— begin ENTRIES SHOWN —

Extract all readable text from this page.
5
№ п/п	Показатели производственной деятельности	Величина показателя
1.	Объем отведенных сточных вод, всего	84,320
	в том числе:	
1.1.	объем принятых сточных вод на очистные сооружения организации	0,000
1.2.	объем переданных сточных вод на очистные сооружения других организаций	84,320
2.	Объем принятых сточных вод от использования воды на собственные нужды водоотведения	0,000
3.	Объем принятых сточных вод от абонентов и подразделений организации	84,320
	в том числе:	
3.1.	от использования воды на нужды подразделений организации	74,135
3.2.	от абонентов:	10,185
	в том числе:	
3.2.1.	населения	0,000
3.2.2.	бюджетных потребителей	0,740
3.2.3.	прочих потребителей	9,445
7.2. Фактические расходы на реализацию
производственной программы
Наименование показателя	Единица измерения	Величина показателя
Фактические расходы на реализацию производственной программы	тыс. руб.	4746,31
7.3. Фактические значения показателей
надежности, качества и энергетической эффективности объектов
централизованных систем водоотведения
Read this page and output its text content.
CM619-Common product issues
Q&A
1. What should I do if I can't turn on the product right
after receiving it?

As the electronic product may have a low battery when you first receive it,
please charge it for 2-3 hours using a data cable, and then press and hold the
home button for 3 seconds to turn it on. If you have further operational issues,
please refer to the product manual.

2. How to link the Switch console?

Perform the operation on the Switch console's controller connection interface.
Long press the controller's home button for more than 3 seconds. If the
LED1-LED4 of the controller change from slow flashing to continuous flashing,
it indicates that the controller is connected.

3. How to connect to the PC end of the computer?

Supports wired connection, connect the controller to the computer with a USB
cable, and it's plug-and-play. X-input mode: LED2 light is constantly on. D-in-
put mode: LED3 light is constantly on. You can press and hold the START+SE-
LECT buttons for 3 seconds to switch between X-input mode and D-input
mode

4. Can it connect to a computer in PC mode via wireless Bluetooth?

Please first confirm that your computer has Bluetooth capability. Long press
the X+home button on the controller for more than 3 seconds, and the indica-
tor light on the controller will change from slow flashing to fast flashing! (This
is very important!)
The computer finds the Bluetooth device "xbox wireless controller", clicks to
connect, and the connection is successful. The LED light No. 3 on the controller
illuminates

— end ENTRIES SHOWN —

TASK OBJECTIVE | Scan the records for the string "сооружения". Copy each line in which it appears.

RESULT FOR THIS TASK |
1.1.	объем принятых сточных вод на очистные сооружения организации	0,000
1.2.	объем переданных сточных вод на очистные сооружения других организаций	84,320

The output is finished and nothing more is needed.